Client-Server Communication Flow
I have missed reliability issues you mentioned (unstable connections, tab closures, browser sleep modes) would indeed be a problem here. I really like that this solution eliminates the need for "stop" signals and overall simplification of the communication.
The from parameter is also nice - allows for both initial data loading and further updates with unified interface.
Background Data Collection
For autonomous metrics collection, I like your gocron suggestion, though I wonder if a simple ticker with goroutines might be sufficient for our needs:
func pollStats(ctx context.Context, container *Container) {
ticker := time.NewTicker(3 * time.Second)
defer ticker.Stop()
for {
select {
case <-ticker.C:
// Check if container was accessed recently
if time.Since(lastAccessed[container.ID]) > 30 * time.Minute {
return
}
stats, err := client.ContainerStatsOneShot(ctx, container.ID, false)
case <-ctx.Done():
return
}
}
}
This approach would automatically stop polling containers that haven't been accessed recently, helping with resource management.
With these details sorted out, I think I can start implementing this feature now.
Looking forward to your thoughts on these implementation details!
Hi again Alan,
Thank you very, very, very much.
I love your approach with the Ticker in place of the gocron library, and I didn't even know that feature existed. I'm on the same page with you, and I'm happy with that solution as it embraces a native-first code, and removes the need for an extra dependency.
For the polling strategy based on access frequency with your code excerpt, I'm definitely on board with you as well. It would require to keep a map of Container ID <-> Last Access Timestamp in memory on the server, and update that map on every container.* command received.
Maybe one very last thing : How are we drawing the charts on the frontend? I'm wondering whether we should go with an ASCII charting library and just output the characters in the HTML, or use a "regular" charting library (chartjs, apexcharts, etc), and style it to mimick a terminal UI.
In any case, you can definitely jump on the train and start working on that feature if you feel that you can do it, and if you have time of course. Otherwise, I'm not against doing it myself since I'm familiar with the project's code base. We can also work and talk together, and see if we can share the workload.
You tell me, and I'm happy to see that feature come alive as we exchange.
Thanks a lot once again
Hi Will,
I couldn't find an ASCII charting library, but we could consider using a lightweight JavaScript library instead. uPlot seems like a good option—it's minimal, doesn't include built-in animations or unnecessary features, and I believe it offers enough flexibility to style it like a terminal UI.
I'm definitely eager to jump into the implementation. I have the time and would love to take this on. I'll follow the strategy we discussed and open a draft PR soon so we can keep the conversation going as I make progress.
Thanks again for your time and support—really appreciate
Alright Alan, you rock.
Thank you very much, and I look forward to what's coming next!
PS : Perfect for uPlot as well. The lighter, the better.

= = = = =

## Complete the following
1. List the reliability issues that the container statistics thread names in parenthesis.
2. In the container statistics thread, which lightweight JavaScript library is proposed for drawing the charts?
3. Write out the container statistics thread word for word, starting at "The from parameter" and ending at "time.NewTicker(3 * time.Second)".

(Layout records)
= = = = =

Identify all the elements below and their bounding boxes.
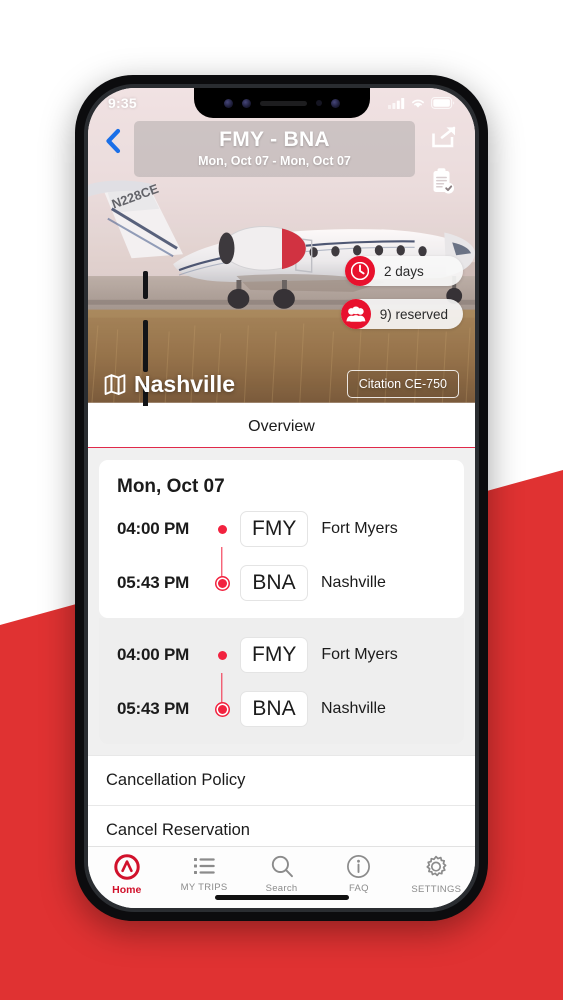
list-item-cancel-reservation[interactable]: Cancel Reservation [88,806,475,837]
leg-marker [213,650,231,711]
gear-icon [426,855,447,877]
arrival-dot-icon [217,704,227,714]
trip-title-plate: FMY - BNA Mon, Oct 07 - Mon, Oct 07 [134,121,415,177]
leg-city: Fort Myers [321,520,398,537]
phone-frame: N228CE 9:35 FMY - BNA Mon, Oct 07 - Mon,… [75,75,488,921]
chevron-left-icon [106,128,121,154]
battery-icon [431,97,455,109]
destination-city: Nashville [104,371,235,398]
home-indicator[interactable] [214,895,349,900]
leg-airport-code: BNA [240,691,308,727]
itinerary-date: Mon, Oct 07 [117,476,225,497]
hero-badges: 2 days 9) reserved [340,256,463,329]
section-tab-strip: Overview [88,406,475,448]
reserved-badge-label: 9) reserved [379,306,448,322]
leg-time: 05:43 PM [117,699,190,718]
clipboard-check-icon [433,168,454,194]
hero-nav-row: FMY - BNA Mon, Oct 07 - Mon, Oct 07 [88,121,475,200]
tab-faq[interactable]: FAQ [320,854,397,894]
cellular-signal-icon [388,97,405,109]
list-icon [194,858,215,874]
leg-city: Nashville [321,574,386,591]
page-title: FMY - BNA [219,128,330,151]
flight-leg-row[interactable]: 05:43 PM BNA Nashville [99,682,464,736]
phone-bezel: N228CE 9:35 FMY - BNA Mon, Oct 07 - Mon,… [84,84,479,912]
leg-city: Nashville [321,700,386,717]
ir-camera-icon [241,98,251,108]
leg-airport-code: FMY [240,637,309,673]
status-time: 9:35 [108,95,137,111]
departure-dot-icon [217,524,227,534]
app-logo-icon [114,854,140,880]
flight-leg-row[interactable]: 05:43 PM BNA Nashville [99,556,464,610]
hero-actions [419,121,467,200]
dot-projector-icon [330,98,340,108]
wifi-icon [412,99,424,108]
departure-dot-icon [217,650,227,660]
reserved-badge: 9) reserved [340,299,463,329]
itinerary-card: Mon, Oct 07 04:00 PM FMY Fort Myers 05:4… [99,460,464,618]
arrival-dot-icon [217,578,227,588]
leg-airport-code: FMY [240,511,309,547]
tab-overview[interactable]: Overview [248,418,315,436]
leg-time: 04:00 PM [117,645,190,664]
phone-screen: N228CE 9:35 FMY - BNA Mon, Oct 07 - Mon,… [88,88,475,908]
device-notch [193,88,370,118]
hero-footer: Nashville Citation CE-750 [88,370,475,398]
tab-settings[interactable]: SETTINGS [398,854,475,895]
trip-documents-button[interactable] [431,168,455,200]
aircraft-type-chip[interactable]: Citation CE-750 [346,370,459,398]
destination-city-label: Nashville [134,370,235,397]
duration-badge: 2 days [345,256,463,286]
tab-settings-label: SETTINGS [411,884,462,895]
front-camera-icon [223,98,233,108]
tab-search[interactable]: Search [243,854,320,894]
overview-scroll-area[interactable]: Mon, Oct 07 04:00 PM FMY Fort Myers 05:4… [88,448,475,837]
leg-city: Fort Myers [321,646,398,663]
back-button[interactable] [96,121,130,161]
earpiece-speaker [259,100,307,106]
tab-faq-label: FAQ [348,883,369,894]
tab-my-trips[interactable]: MY TRIPS [165,854,242,893]
silent-switch[interactable] [143,271,148,299]
tab-home[interactable]: Home [88,854,165,896]
search-icon [271,855,293,878]
leg-time: 04:00 PM [117,519,190,538]
status-indicators [388,97,455,109]
leg-marker [213,578,231,588]
clock-icon [345,256,375,286]
map-icon [104,374,126,395]
leg-marker [213,704,231,714]
flight-leg-row[interactable]: 04:00 PM FMY Fort Myers [99,628,464,711]
share-button[interactable] [431,125,456,154]
flight-leg-row[interactable]: 04:00 PM FMY Fort Myers [99,502,464,585]
page-subtitle: Mon, Oct 07 - Mon, Oct 07 [198,154,351,168]
people-icon [340,299,371,329]
share-icon [431,126,455,148]
info-icon [347,855,371,878]
leg-marker [213,524,231,585]
duration-badge-label: 2 days [384,263,424,279]
tab-my-trips-label: MY TRIPS [180,882,228,893]
list-item-cancellation-policy[interactable]: Cancellation Policy [88,755,475,806]
tab-home-label: Home [112,884,142,896]
proximity-sensor-icon [315,100,322,106]
volume-up-button[interactable] [143,320,148,372]
tab-search-label: Search [265,883,298,894]
leg-airport-code: BNA [240,565,308,601]
itinerary-card: 04:00 PM FMY Fort Myers 05:43 PM BNA Nas… [99,618,464,744]
leg-time: 05:43 PM [117,573,190,592]
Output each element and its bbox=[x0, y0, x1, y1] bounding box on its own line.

= = = = =

## The responses
1.
- unstable connections
- tab closures
- browser sleep modes

2. uPlot.

3.
The from parameter is also nice - allows for both initial data loading and further updates with unified interface.
Background Data Collection
For autonomous metrics collection, I like your gocron suggestion, though I wonder if a simple ticker with goroutines might be sufficient for our needs:
func pollStats(ctx context.Context, container *Container) {
ticker := time.NewTicker(3 * time.Second)